## START WORKING DATA

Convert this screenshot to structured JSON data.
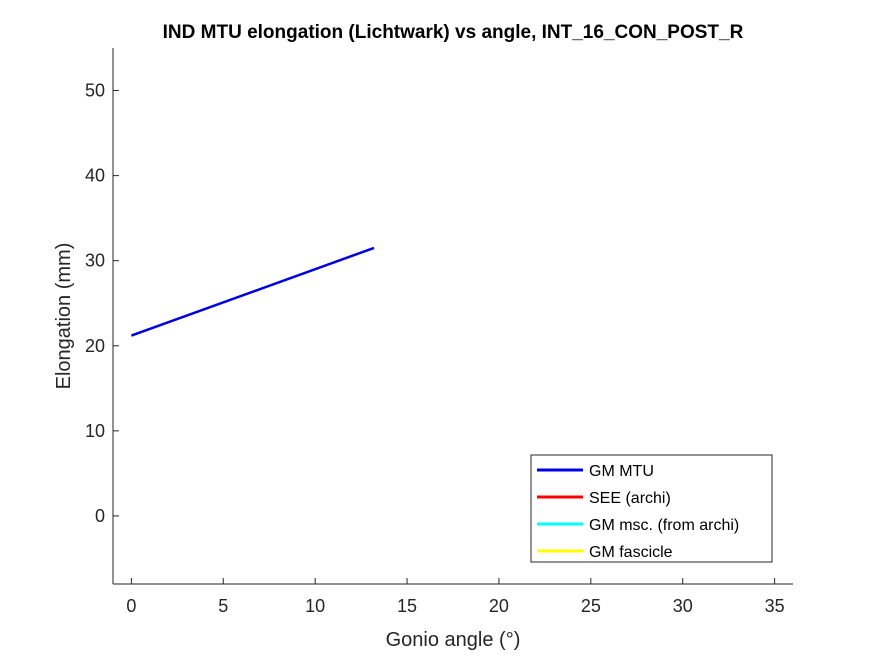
{
  "chart_data": {
    "type": "line",
    "title": "IND MTU elongation (Lichtwark) vs angle, INT_16_CON_POST_R",
    "xlabel": "Gonio angle (°)",
    "ylabel": "Elongation (mm)",
    "xlim": [
      -1,
      36
    ],
    "ylim": [
      -8,
      55
    ],
    "xticks": [
      0,
      5,
      10,
      15,
      20,
      25,
      30,
      35
    ],
    "yticks": [
      0,
      10,
      20,
      30,
      40,
      50
    ],
    "legend_position": "bottom-right",
    "series": [
      {
        "name": "GM MTU",
        "color": "#0000e6",
        "x": [
          0,
          13.2
        ],
        "y": [
          21.2,
          31.5
        ]
      },
      {
        "name": "SEE (archi)",
        "color": "#ff0000",
        "x": [],
        "y": []
      },
      {
        "name": "GM msc. (from archi)",
        "color": "#00ffff",
        "x": [],
        "y": []
      },
      {
        "name": "GM fascicle",
        "color": "#ffff00",
        "x": [],
        "y": []
      }
    ]
  }
}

## END WORKING DATA

» GIVEN EXERCISE:
Repeat the records above verbatim, with no pictures in the result.

» REPLY:
Convert this screenshot to structured JSON data.
{
  "chart_data": {
    "type": "line",
    "title": "IND MTU elongation (Lichtwark) vs angle, INT_16_CON_POST_R",
    "xlabel": "Gonio angle (°)",
    "ylabel": "Elongation (mm)",
    "xlim": [
      -1,
      36
    ],
    "ylim": [
      -8,
      55
    ],
    "xticks": [
      0,
      5,
      10,
      15,
      20,
      25,
      30,
      35
    ],
    "yticks": [
      0,
      10,
      20,
      30,
      40,
      50
    ],
    "legend_position": "bottom-right",
    "series": [
      {
        "name": "GM MTU",
        "color": "#0000e6",
        "x": [
          0,
          13.2
        ],
        "y": [
          21.2,
          31.5
        ]
      },
      {
        "name": "SEE (archi)",
        "color": "#ff0000",
        "x": [],
        "y": []
      },
      {
        "name": "GM msc. (from archi)",
        "color": "#00ffff",
        "x": [],
        "y": []
      },
      {
        "name": "GM fascicle",
        "color": "#ffff00",
        "x": [],
        "y": []
      }
    ]
  }
}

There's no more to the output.